▶ TASK INSTRUCTIONS:
All of the records listed below should be retyped exactly.

Extracted data entries
-- start --

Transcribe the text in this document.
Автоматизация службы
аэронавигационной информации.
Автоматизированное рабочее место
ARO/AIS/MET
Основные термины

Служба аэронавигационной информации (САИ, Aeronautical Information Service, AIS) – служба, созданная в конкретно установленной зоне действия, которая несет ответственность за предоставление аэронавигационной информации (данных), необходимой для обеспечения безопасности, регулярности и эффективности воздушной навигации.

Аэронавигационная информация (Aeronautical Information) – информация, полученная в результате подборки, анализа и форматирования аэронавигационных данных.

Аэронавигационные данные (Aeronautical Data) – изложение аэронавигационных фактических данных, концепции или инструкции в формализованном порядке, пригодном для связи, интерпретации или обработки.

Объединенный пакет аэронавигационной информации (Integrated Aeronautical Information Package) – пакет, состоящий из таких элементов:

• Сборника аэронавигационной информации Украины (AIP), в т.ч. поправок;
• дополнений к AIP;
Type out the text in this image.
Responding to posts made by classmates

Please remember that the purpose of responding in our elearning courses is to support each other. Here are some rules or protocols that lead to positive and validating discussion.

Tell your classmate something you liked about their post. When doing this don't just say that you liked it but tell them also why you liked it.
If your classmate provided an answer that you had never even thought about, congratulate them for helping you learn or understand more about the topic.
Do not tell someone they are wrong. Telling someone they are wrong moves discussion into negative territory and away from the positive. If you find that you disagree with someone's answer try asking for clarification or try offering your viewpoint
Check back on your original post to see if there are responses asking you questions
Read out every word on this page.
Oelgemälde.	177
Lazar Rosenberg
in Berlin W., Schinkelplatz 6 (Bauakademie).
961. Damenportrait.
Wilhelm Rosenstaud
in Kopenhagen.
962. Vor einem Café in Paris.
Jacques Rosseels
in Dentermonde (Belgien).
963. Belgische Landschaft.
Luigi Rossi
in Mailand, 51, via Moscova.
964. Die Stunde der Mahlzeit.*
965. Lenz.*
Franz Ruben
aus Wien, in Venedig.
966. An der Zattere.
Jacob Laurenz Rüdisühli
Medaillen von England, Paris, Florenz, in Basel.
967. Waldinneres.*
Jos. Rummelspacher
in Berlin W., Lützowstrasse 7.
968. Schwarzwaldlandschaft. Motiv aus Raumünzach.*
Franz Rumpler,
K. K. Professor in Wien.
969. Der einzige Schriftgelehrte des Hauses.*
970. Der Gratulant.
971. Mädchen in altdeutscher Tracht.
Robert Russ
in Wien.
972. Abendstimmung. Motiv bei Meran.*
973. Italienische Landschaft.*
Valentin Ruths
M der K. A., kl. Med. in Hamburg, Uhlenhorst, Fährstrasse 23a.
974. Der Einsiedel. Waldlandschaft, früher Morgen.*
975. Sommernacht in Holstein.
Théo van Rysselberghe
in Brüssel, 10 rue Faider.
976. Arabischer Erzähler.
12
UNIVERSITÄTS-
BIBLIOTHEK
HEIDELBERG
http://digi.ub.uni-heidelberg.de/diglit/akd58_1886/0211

-- end --

▶ FINISHED EXERCISE:
Transcribe the text in this document.
Автоматизация службы
аэронавигационной информации.
Автоматизированное рабочее место
ARO/AIS/MET
Основные термины

Служба аэронавигационной информации (САИ, Aeronautical Information Service, AIS) – служба, созданная в конкретно установленной зоне действия, которая несет ответственность за предоставление аэронавигационной информации (данных), необходимой для обеспечения безопасности, регулярности и эффективности воздушной навигации.

Аэронавигационная информация (Aeronautical Information) – информация, полученная в результате подборки, анализа и форматирования аэронавигационных данных.

Аэронавигационные данные (Aeronautical Data) – изложение аэронавигационных фактических данных, концепции или инструкции в формализованном порядке, пригодном для связи, интерпретации или обработки.

Объединенный пакет аэронавигационной информации (Integrated Aeronautical Information Package) – пакет, состоящий из таких элементов:

• Сборника аэронавигационной информации Украины (AIP), в т.ч. поправок;
• дополнений к AIP;
Type out the text in this image.
Responding to posts made by classmates

Please remember that the purpose of responding in our elearning courses is to support each other. Here are some rules or protocols that lead to positive and validating discussion.

Tell your classmate something you liked about their post. When doing this don't just say that you liked it but tell them also why you liked it.
If your classmate provided an answer that you had never even thought about, congratulate them for helping you learn or understand more about the topic.
Do not tell someone they are wrong. Telling someone they are wrong moves discussion into negative territory and away from the positive. If you find that you disagree with someone's answer try asking for clarification or try offering your viewpoint
Check back on your original post to see if there are responses asking you questions
Read out every word on this page.
Oelgemälde.	177
Lazar Rosenberg
in Berlin W., Schinkelplatz 6 (Bauakademie).
961. Damenportrait.
Wilhelm Rosenstaud
in Kopenhagen.
962. Vor einem Café in Paris.
Jacques Rosseels
in Dentermonde (Belgien).
963. Belgische Landschaft.
Luigi Rossi
in Mailand, 51, via Moscova.
964. Die Stunde der Mahlzeit.*
965. Lenz.*
Franz Ruben
aus Wien, in Venedig.
966. An der Zattere.
Jacob Laurenz Rüdisühli
Medaillen von England, Paris, Florenz, in Basel.
967. Waldinneres.*
Jos. Rummelspacher
in Berlin W., Lützowstrasse 7.
968. Schwarzwaldlandschaft. Motiv aus Raumünzach.*
Franz Rumpler,
K. K. Professor in Wien.
969. Der einzige Schriftgelehrte des Hauses.*
970. Der Gratulant.
971. Mädchen in altdeutscher Tracht.
Robert Russ
in Wien.
972. Abendstimmung. Motiv bei Meran.*
973. Italienische Landschaft.*
Valentin Ruths
M der K. A., kl. Med. in Hamburg, Uhlenhorst, Fährstrasse 23a.
974. Der Einsiedel. Waldlandschaft, früher Morgen.*
975. Sommernacht in Holstein.
Théo van Rysselberghe
in Brüssel, 10 rue Faider.
976. Arabischer Erzähler.
12
UNIVERSITÄTS-
BIBLIOTHEK
HEIDELBERG
http://digi.ub.uni-heidelberg.de/diglit/akd58_1886/0211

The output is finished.